— DATA ROWS —
————

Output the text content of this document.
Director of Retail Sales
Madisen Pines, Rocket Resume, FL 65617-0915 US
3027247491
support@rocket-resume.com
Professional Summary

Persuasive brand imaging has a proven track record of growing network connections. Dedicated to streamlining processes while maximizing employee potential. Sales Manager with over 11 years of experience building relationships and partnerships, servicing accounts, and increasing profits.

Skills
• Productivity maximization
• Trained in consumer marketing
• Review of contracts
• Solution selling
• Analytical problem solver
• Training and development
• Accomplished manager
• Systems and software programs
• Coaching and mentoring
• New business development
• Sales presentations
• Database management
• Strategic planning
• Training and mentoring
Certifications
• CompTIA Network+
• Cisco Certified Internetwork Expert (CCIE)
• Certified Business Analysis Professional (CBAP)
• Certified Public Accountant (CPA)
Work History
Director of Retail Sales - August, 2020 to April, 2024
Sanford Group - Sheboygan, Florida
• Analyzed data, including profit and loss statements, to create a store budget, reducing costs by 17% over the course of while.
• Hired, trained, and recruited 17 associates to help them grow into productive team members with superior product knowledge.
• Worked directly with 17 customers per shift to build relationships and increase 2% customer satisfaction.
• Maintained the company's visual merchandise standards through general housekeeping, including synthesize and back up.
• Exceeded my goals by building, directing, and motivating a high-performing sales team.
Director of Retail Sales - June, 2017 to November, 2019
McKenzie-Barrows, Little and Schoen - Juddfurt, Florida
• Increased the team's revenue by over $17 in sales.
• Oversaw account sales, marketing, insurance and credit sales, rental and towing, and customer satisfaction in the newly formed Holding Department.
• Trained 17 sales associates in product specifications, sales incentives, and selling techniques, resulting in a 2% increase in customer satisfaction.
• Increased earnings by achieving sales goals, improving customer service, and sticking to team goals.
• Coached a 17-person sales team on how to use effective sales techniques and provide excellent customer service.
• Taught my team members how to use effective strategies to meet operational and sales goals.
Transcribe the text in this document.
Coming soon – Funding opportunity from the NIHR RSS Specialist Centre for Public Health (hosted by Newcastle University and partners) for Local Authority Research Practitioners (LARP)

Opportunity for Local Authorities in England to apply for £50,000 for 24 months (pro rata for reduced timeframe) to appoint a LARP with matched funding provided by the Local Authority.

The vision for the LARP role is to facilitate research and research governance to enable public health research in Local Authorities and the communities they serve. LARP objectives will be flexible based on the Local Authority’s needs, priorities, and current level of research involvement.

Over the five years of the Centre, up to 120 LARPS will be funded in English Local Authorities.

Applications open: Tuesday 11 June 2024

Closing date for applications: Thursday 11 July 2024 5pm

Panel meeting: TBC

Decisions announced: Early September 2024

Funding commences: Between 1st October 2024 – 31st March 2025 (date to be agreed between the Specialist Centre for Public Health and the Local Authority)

————

Output each record exactly, leaving nothing out.

— EXPECTED ANSWER —
Output the text content of this document.
Director of Retail Sales
Madisen Pines, Rocket Resume, FL 65617-0915 US
3027247491
support@rocket-resume.com
Professional Summary

Persuasive brand imaging has a proven track record of growing network connections. Dedicated to streamlining processes while maximizing employee potential. Sales Manager with over 11 years of experience building relationships and partnerships, servicing accounts, and increasing profits.

Skills
• Productivity maximization
• Trained in consumer marketing
• Review of contracts
• Solution selling
• Analytical problem solver
• Training and development
• Accomplished manager
• Systems and software programs
• Coaching and mentoring
• New business development
• Sales presentations
• Database management
• Strategic planning
• Training and mentoring
Certifications
• CompTIA Network+
• Cisco Certified Internetwork Expert (CCIE)
• Certified Business Analysis Professional (CBAP)
• Certified Public Accountant (CPA)
Work History
Director of Retail Sales - August, 2020 to April, 2024
Sanford Group - Sheboygan, Florida
• Analyzed data, including profit and loss statements, to create a store budget, reducing costs by 17% over the course of while.
• Hired, trained, and recruited 17 associates to help them grow into productive team members with superior product knowledge.
• Worked directly with 17 customers per shift to build relationships and increase 2% customer satisfaction.
• Maintained the company's visual merchandise standards through general housekeeping, including synthesize and back up.
• Exceeded my goals by building, directing, and motivating a high-performing sales team.
Director of Retail Sales - June, 2017 to November, 2019
McKenzie-Barrows, Little and Schoen - Juddfurt, Florida
• Increased the team's revenue by over $17 in sales.
• Oversaw account sales, marketing, insurance and credit sales, rental and towing, and customer satisfaction in the newly formed Holding Department.
• Trained 17 sales associates in product specifications, sales incentives, and selling techniques, resulting in a 2% increase in customer satisfaction.
• Increased earnings by achieving sales goals, improving customer service, and sticking to team goals.
• Coached a 17-person sales team on how to use effective sales techniques and provide excellent customer service.
• Taught my team members how to use effective strategies to meet operational and sales goals.
Transcribe the text in this document.
Coming soon – Funding opportunity from the NIHR RSS Specialist Centre for Public Health (hosted by Newcastle University and partners) for Local Authority Research Practitioners (LARP)

Opportunity for Local Authorities in England to apply for £50,000 for 24 months (pro rata for reduced timeframe) to appoint a LARP with matched funding provided by the Local Authority.

The vision for the LARP role is to facilitate research and research governance to enable public health research in Local Authorities and the communities they serve. LARP objectives will be flexible based on the Local Authority’s needs, priorities, and current level of research involvement.

Over the five years of the Centre, up to 120 LARPS will be funded in English Local Authorities.

Applications open: Tuesday 11 June 2024

Closing date for applications: Thursday 11 July 2024 5pm

Panel meeting: TBC

Decisions announced: Early September 2024

Funding commences: Between 1st October 2024 – 31st March 2025 (date to be agreed between the Specialist Centre for Public Health and the Local Authority)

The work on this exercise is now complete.